═════ Listed entries ═════
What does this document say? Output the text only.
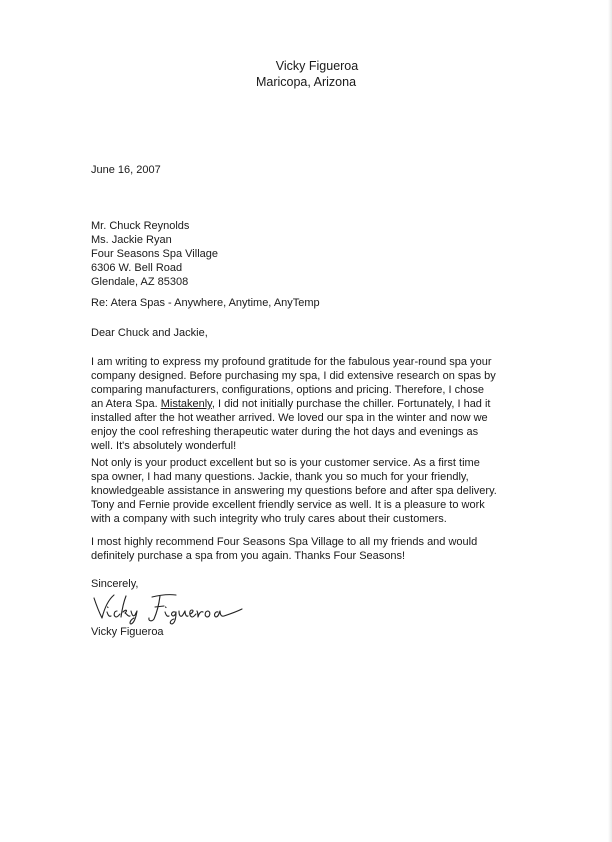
Vicky Figueroa
Maricopa, Arizona
June 16, 2007
Mr. Chuck Reynolds
Ms. Jackie Ryan
Four Seasons Spa Village
6306 W. Bell Road
Glendale, AZ 85308
Re: Atera Spas - Anywhere, Anytime, AnyTemp
Dear Chuck and Jackie,

I am writing to express my profound gratitude for the fabulous year-round spa your

company designed. Before purchasing my spa, I did extensive research on spas by

comparing manufacturers, configurations, options and pricing. Therefore, I chose

an Atera Spa. Mistakenly, I did not initially purchase the chiller. Fortunately, I had it

installed after the hot weather arrived. We loved our spa in the winter and now we

enjoy the cool refreshing therapeutic water during the hot days and evenings as

well. It's absolutely wonderful!

Not only is your product excellent but so is your customer service. As a first time

spa owner, I had many questions. Jackie, thank you so much for your friendly,

knowledgeable assistance in answering my questions before and after spa delivery.

Tony and Fernie provide excellent friendly service as well. It is a pleasure to work

with a company with such integrity who truly cares about their customers.

I most highly recommend Four Seasons Spa Village to all my friends and would

definitely purchase a spa from you again. Thanks Four Seasons!

Sincerely,
Vicky Figueroa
═════
> _The request_:
All preceding records should be duplicated verbatim, images excepted.

> _Expected answer_:
What does this document say? Output the text only.
Vicky Figueroa
Maricopa, Arizona
June 16, 2007
Mr. Chuck Reynolds
Ms. Jackie Ryan
Four Seasons Spa Village
6306 W. Bell Road
Glendale, AZ 85308
Re: Atera Spas - Anywhere, Anytime, AnyTemp
Dear Chuck and Jackie,

I am writing to express my profound gratitude for the fabulous year-round spa your

company designed. Before purchasing my spa, I did extensive research on spas by

comparing manufacturers, configurations, options and pricing. Therefore, I chose

an Atera Spa. Mistakenly, I did not initially purchase the chiller. Fortunately, I had it

installed after the hot weather arrived. We loved our spa in the winter and now we

enjoy the cool refreshing therapeutic water during the hot days and evenings as

well. It's absolutely wonderful!

Not only is your product excellent but so is your customer service. As a first time

spa owner, I had many questions. Jackie, thank you so much for your friendly,

knowledgeable assistance in answering my questions before and after spa delivery.

Tony and Fernie provide excellent friendly service as well. It is a pleasure to work

with a company with such integrity who truly cares about their customers.

I most highly recommend Four Seasons Spa Village to all my friends and would

definitely purchase a spa from you again. Thanks Four Seasons!

Sincerely,
Vicky Figueroa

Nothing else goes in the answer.